#### Information supplied ####

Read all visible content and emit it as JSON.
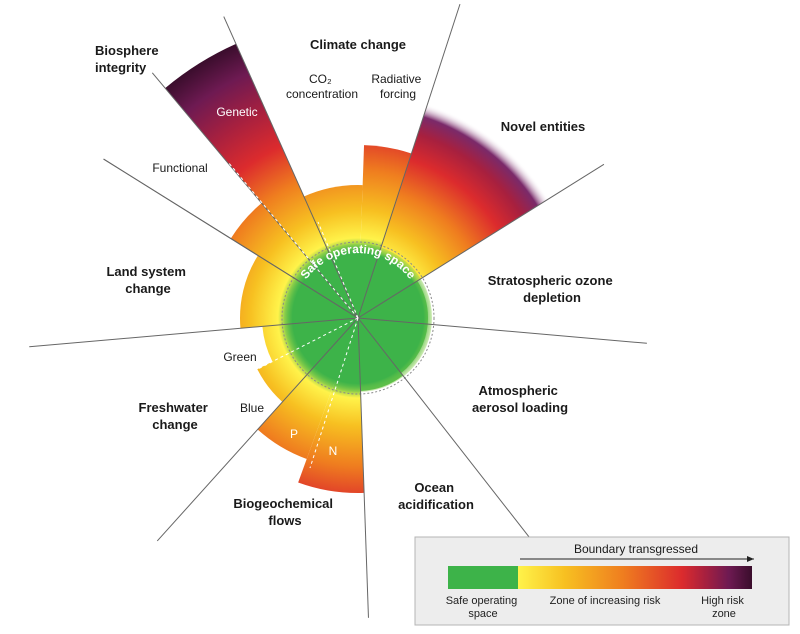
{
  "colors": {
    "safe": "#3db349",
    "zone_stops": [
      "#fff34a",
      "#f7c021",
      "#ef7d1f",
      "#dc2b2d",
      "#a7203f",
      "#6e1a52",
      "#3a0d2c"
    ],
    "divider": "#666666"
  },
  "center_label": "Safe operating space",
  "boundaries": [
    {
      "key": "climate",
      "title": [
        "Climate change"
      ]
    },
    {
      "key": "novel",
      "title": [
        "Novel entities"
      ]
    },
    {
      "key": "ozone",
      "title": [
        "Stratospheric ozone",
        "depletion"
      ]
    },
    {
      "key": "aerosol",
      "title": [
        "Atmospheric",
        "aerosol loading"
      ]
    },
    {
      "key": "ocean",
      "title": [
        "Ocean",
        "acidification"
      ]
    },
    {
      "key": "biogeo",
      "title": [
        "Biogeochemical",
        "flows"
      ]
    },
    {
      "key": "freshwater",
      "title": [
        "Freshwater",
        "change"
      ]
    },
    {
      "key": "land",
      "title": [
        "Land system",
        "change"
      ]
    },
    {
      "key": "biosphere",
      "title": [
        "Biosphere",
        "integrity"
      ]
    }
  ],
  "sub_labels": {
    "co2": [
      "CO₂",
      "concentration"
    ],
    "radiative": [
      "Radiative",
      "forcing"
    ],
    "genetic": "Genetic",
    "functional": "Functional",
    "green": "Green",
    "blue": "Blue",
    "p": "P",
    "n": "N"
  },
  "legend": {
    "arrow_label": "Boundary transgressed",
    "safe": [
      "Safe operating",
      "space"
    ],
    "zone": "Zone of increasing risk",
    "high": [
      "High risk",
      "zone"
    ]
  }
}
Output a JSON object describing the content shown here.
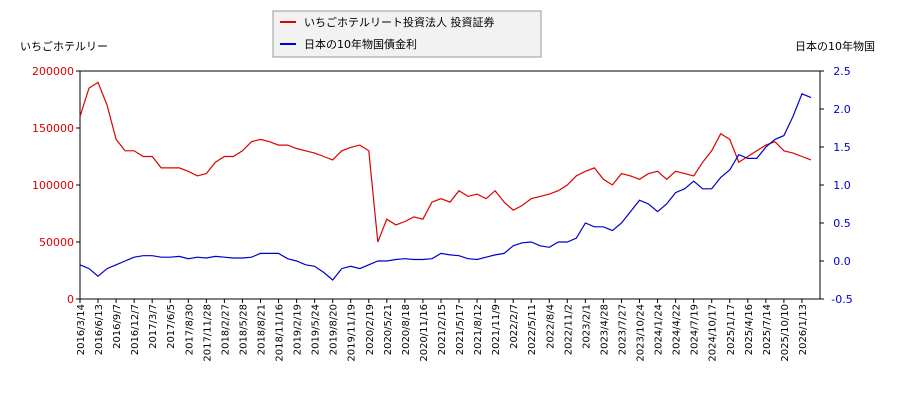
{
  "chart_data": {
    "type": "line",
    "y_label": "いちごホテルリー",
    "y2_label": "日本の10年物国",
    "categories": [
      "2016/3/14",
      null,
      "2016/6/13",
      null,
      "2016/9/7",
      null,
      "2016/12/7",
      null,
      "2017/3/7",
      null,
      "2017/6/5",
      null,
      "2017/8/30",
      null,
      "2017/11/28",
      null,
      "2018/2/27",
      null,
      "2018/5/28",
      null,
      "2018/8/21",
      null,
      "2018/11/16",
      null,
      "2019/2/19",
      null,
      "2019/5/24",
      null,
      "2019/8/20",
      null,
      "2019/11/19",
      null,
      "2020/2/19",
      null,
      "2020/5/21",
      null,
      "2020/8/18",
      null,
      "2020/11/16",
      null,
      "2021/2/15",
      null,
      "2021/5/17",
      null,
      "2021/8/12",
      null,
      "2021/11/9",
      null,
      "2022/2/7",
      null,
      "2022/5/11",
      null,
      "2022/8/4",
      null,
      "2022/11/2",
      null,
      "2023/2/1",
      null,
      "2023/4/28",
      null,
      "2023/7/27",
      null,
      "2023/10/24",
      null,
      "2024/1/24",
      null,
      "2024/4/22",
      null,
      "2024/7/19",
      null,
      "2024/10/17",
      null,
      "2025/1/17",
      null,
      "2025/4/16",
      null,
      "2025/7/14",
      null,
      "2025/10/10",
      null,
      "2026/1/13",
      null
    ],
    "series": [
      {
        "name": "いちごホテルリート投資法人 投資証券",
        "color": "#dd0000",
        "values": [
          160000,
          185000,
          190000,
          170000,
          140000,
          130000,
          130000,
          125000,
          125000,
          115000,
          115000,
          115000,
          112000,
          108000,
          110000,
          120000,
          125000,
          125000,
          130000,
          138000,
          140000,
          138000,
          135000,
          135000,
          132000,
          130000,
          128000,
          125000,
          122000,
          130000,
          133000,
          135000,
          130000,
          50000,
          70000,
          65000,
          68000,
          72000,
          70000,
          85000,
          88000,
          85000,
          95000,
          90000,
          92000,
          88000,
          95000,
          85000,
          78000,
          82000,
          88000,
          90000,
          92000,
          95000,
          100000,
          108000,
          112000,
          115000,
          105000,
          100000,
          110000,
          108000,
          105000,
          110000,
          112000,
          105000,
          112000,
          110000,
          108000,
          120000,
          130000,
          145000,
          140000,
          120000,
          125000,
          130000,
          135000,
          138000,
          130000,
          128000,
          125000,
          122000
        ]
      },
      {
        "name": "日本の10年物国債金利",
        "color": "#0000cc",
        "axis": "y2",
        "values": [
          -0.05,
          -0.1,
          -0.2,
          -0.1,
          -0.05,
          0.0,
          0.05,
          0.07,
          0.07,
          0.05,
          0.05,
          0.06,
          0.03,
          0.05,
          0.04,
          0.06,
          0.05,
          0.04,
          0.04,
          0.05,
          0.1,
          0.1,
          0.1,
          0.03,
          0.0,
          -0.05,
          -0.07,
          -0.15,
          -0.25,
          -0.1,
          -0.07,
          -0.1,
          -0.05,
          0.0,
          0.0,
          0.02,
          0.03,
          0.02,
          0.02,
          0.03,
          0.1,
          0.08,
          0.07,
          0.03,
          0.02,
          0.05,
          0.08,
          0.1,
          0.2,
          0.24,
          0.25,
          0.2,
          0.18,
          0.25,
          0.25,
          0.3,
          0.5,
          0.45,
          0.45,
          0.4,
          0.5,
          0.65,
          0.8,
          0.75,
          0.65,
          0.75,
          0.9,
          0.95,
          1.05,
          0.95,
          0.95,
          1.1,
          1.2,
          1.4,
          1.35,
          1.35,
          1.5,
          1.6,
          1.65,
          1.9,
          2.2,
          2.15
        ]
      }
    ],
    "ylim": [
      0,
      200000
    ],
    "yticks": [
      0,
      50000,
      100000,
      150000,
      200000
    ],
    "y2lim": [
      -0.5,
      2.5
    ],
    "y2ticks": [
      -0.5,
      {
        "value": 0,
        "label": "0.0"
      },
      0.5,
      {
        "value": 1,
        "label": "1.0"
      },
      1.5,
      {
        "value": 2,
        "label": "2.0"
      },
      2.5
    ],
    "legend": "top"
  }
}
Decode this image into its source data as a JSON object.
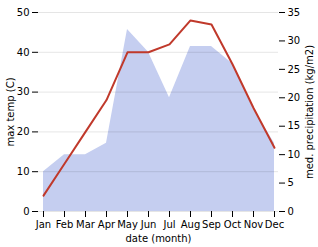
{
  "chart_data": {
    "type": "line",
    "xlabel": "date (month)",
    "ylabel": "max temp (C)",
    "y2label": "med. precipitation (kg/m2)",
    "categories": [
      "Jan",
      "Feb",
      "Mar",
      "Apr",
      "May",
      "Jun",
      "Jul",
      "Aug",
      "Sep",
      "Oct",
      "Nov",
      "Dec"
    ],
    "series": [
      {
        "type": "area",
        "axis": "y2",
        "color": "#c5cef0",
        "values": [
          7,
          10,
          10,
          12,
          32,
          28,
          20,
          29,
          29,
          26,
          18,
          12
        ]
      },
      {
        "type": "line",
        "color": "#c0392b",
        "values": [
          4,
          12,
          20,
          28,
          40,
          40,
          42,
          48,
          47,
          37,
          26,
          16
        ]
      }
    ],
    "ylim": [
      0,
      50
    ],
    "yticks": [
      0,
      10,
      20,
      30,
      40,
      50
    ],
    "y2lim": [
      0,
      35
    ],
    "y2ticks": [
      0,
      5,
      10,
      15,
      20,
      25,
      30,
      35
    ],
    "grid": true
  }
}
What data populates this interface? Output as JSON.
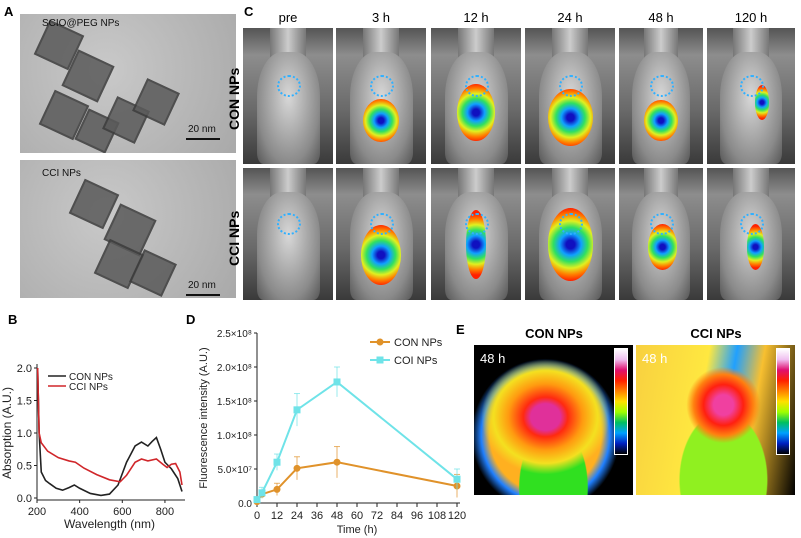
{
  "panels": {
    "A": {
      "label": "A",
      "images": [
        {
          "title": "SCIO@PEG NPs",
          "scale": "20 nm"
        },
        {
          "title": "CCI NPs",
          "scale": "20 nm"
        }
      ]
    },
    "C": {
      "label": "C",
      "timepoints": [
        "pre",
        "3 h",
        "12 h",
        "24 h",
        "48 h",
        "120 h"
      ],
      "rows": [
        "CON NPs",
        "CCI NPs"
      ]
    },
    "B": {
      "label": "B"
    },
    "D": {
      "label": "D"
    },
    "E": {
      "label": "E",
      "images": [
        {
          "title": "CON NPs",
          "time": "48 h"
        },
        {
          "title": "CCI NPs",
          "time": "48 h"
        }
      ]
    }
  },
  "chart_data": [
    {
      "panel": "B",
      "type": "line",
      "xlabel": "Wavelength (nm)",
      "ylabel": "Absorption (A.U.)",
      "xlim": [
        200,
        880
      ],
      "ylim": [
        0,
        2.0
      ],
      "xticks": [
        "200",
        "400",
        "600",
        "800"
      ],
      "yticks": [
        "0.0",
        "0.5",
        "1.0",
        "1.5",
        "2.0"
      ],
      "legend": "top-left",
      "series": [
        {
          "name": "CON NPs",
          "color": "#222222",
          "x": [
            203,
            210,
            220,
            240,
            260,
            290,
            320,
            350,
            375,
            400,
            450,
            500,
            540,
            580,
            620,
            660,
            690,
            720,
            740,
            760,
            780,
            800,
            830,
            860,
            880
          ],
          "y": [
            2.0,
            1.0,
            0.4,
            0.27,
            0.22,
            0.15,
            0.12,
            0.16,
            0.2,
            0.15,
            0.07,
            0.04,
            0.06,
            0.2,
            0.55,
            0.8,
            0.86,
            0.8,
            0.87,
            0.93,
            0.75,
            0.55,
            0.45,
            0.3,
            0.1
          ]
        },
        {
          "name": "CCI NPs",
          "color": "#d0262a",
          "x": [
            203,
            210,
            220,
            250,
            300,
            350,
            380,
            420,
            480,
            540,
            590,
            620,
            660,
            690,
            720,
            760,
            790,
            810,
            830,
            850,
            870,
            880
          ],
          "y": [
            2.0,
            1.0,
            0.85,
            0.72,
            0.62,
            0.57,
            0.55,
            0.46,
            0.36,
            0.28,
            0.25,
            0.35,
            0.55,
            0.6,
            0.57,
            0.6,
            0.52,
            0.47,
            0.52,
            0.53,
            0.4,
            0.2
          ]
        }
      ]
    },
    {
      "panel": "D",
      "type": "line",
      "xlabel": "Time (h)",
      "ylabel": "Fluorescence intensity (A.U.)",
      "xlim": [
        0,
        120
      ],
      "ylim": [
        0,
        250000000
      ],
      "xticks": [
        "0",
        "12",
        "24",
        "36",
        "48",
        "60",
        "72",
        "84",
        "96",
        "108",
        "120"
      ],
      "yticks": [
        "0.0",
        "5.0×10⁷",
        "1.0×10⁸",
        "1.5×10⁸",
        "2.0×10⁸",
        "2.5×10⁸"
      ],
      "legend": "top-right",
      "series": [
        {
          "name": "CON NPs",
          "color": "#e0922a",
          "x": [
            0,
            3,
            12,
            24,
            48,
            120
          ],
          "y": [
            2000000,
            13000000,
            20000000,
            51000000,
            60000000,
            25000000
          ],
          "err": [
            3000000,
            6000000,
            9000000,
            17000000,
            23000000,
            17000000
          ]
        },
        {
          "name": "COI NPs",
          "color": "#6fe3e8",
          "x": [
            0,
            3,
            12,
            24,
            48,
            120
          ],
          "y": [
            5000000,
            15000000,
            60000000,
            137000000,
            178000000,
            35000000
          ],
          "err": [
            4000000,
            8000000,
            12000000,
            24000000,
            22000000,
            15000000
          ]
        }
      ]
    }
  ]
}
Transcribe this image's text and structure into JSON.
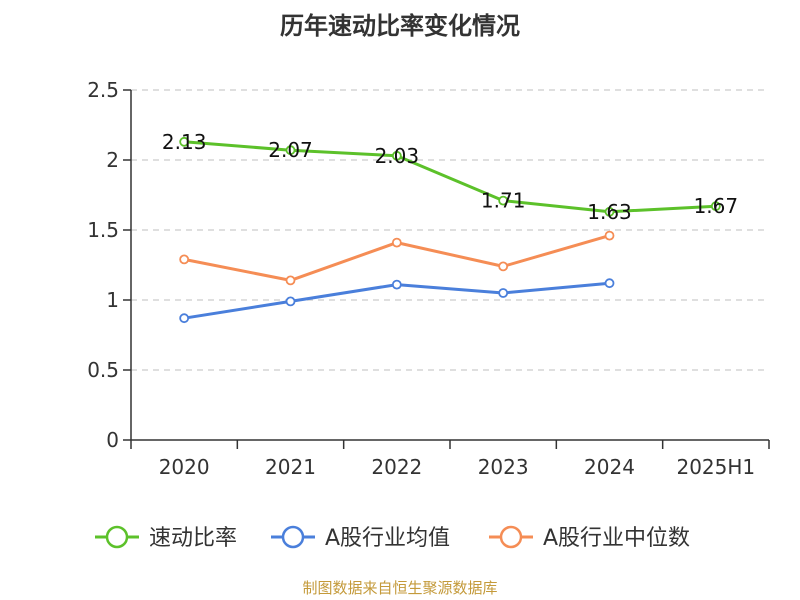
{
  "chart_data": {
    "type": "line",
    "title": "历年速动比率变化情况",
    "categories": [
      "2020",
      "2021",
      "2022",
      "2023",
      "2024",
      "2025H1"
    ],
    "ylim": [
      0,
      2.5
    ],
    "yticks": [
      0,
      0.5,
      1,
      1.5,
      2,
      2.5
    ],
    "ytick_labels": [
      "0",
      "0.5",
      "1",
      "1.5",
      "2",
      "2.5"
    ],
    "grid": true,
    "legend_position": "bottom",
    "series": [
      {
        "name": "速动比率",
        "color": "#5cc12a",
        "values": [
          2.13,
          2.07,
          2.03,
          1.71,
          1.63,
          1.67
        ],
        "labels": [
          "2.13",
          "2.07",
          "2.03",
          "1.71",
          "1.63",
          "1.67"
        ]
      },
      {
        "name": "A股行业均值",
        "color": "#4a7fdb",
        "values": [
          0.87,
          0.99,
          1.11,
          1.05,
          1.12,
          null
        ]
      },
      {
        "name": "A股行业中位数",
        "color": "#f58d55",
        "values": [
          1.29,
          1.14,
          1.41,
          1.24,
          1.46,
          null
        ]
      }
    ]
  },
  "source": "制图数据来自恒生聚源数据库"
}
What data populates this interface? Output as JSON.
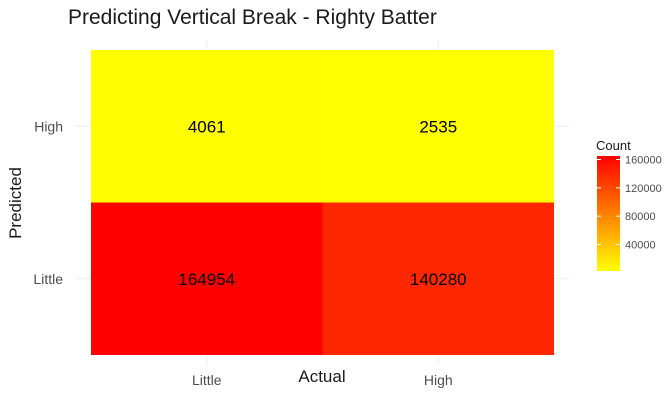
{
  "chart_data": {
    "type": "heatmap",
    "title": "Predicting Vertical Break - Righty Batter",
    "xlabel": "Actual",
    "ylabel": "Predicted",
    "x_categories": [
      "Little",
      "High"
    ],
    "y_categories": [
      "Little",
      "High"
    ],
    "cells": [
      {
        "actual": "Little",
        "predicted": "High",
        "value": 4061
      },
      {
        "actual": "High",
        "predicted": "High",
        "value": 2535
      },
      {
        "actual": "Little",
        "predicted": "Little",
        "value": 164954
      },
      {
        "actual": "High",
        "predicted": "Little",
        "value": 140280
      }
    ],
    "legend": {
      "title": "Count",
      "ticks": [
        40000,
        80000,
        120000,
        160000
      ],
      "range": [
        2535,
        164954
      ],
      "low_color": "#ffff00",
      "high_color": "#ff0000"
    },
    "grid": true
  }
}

####

▶ [Task prompt]
Determine the number of lines where the string "space" occurs, and give that number only.

▶ [Finished exercise]
2